- [Exercise inputs]

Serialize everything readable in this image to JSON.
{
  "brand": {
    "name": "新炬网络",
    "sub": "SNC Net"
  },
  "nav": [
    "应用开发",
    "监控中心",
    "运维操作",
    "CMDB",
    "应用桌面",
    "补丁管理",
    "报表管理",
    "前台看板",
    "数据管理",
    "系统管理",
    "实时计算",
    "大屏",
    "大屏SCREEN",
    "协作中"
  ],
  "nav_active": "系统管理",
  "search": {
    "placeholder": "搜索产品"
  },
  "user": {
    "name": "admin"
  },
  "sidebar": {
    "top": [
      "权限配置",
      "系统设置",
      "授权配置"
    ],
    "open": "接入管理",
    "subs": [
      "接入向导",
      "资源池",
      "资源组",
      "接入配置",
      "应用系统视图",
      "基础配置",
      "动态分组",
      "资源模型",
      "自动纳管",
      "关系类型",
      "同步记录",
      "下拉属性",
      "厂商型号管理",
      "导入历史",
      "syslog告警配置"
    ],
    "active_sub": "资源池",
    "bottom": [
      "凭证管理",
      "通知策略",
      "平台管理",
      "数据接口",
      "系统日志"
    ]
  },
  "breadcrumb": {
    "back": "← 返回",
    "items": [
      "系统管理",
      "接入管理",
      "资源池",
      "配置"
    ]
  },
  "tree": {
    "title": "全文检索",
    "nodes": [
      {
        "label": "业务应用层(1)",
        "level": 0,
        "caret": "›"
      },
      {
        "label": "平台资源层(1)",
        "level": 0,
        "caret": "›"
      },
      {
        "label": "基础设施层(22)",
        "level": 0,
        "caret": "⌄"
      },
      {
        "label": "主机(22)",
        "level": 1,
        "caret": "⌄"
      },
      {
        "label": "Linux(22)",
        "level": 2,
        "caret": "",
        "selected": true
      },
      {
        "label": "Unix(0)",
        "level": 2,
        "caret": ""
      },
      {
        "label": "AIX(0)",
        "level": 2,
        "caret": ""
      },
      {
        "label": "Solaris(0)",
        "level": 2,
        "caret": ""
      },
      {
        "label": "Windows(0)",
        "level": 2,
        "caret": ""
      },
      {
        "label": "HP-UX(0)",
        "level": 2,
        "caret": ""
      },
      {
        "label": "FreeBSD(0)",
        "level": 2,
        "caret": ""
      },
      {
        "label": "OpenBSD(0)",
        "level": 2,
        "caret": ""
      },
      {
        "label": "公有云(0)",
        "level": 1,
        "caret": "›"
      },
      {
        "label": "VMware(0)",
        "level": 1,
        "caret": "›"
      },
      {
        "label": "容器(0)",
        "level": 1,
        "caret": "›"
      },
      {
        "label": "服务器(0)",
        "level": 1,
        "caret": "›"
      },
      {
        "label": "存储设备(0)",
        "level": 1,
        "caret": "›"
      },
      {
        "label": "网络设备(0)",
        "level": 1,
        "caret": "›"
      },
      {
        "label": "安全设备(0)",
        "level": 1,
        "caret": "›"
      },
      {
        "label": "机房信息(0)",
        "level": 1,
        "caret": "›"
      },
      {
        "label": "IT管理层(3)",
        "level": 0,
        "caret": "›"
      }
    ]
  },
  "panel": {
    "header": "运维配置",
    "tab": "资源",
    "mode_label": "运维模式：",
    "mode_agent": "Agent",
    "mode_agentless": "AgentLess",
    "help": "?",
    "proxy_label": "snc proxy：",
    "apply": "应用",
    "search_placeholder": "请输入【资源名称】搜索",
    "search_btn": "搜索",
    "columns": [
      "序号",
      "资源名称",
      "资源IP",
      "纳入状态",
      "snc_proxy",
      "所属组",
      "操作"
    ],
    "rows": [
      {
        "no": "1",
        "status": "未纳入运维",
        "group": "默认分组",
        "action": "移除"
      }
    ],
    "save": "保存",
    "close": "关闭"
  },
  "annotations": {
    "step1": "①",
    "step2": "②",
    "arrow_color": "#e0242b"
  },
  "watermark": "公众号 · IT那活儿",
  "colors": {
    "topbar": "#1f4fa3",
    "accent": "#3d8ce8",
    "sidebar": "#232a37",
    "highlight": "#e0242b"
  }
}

- [Short task]
Output each record exactly, leaving nothing out.

- [Solution to the exercise]
Serialize everything readable in this image to JSON.
{
  "brand": {
    "name": "新炬网络",
    "sub": "SNC Net"
  },
  "nav": [
    "应用开发",
    "监控中心",
    "运维操作",
    "CMDB",
    "应用桌面",
    "补丁管理",
    "报表管理",
    "前台看板",
    "数据管理",
    "系统管理",
    "实时计算",
    "大屏",
    "大屏SCREEN",
    "协作中"
  ],
  "nav_active": "系统管理",
  "search": {
    "placeholder": "搜索产品"
  },
  "user": {
    "name": "admin"
  },
  "sidebar": {
    "top": [
      "权限配置",
      "系统设置",
      "授权配置"
    ],
    "open": "接入管理",
    "subs": [
      "接入向导",
      "资源池",
      "资源组",
      "接入配置",
      "应用系统视图",
      "基础配置",
      "动态分组",
      "资源模型",
      "自动纳管",
      "关系类型",
      "同步记录",
      "下拉属性",
      "厂商型号管理",
      "导入历史",
      "syslog告警配置"
    ],
    "active_sub": "资源池",
    "bottom": [
      "凭证管理",
      "通知策略",
      "平台管理",
      "数据接口",
      "系统日志"
    ]
  },
  "breadcrumb": {
    "back": "← 返回",
    "items": [
      "系统管理",
      "接入管理",
      "资源池",
      "配置"
    ]
  },
  "tree": {
    "title": "全文检索",
    "nodes": [
      {
        "label": "业务应用层(1)",
        "level": 0,
        "caret": "›"
      },
      {
        "label": "平台资源层(1)",
        "level": 0,
        "caret": "›"
      },
      {
        "label": "基础设施层(22)",
        "level": 0,
        "caret": "⌄"
      },
      {
        "label": "主机(22)",
        "level": 1,
        "caret": "⌄"
      },
      {
        "label": "Linux(22)",
        "level": 2,
        "caret": "",
        "selected": true
      },
      {
        "label": "Unix(0)",
        "level": 2,
        "caret": ""
      },
      {
        "label": "AIX(0)",
        "level": 2,
        "caret": ""
      },
      {
        "label": "Solaris(0)",
        "level": 2,
        "caret": ""
      },
      {
        "label": "Windows(0)",
        "level": 2,
        "caret": ""
      },
      {
        "label": "HP-UX(0)",
        "level": 2,
        "caret": ""
      },
      {
        "label": "FreeBSD(0)",
        "level": 2,
        "caret": ""
      },
      {
        "label": "OpenBSD(0)",
        "level": 2,
        "caret": ""
      },
      {
        "label": "公有云(0)",
        "level": 1,
        "caret": "›"
      },
      {
        "label": "VMware(0)",
        "level": 1,
        "caret": "›"
      },
      {
        "label": "容器(0)",
        "level": 1,
        "caret": "›"
      },
      {
        "label": "服务器(0)",
        "level": 1,
        "caret": "›"
      },
      {
        "label": "存储设备(0)",
        "level": 1,
        "caret": "›"
      },
      {
        "label": "网络设备(0)",
        "level": 1,
        "caret": "›"
      },
      {
        "label": "安全设备(0)",
        "level": 1,
        "caret": "›"
      },
      {
        "label": "机房信息(0)",
        "level": 1,
        "caret": "›"
      },
      {
        "label": "IT管理层(3)",
        "level": 0,
        "caret": "›"
      }
    ]
  },
  "panel": {
    "header": "运维配置",
    "tab": "资源",
    "mode_label": "运维模式：",
    "mode_agent": "Agent",
    "mode_agentless": "AgentLess",
    "help": "?",
    "proxy_label": "snc proxy：",
    "apply": "应用",
    "search_placeholder": "请输入【资源名称】搜索",
    "search_btn": "搜索",
    "columns": [
      "序号",
      "资源名称",
      "资源IP",
      "纳入状态",
      "snc_proxy",
      "所属组",
      "操作"
    ],
    "rows": [
      {
        "no": "1",
        "status": "未纳入运维",
        "group": "默认分组",
        "action": "移除"
      }
    ],
    "save": "保存",
    "close": "关闭"
  },
  "annotations": {
    "step1": "①",
    "step2": "②",
    "arrow_color": "#e0242b"
  },
  "watermark": "公众号 · IT那活儿",
  "colors": {
    "topbar": "#1f4fa3",
    "accent": "#3d8ce8",
    "sidebar": "#232a37",
    "highlight": "#e0242b"
  }
}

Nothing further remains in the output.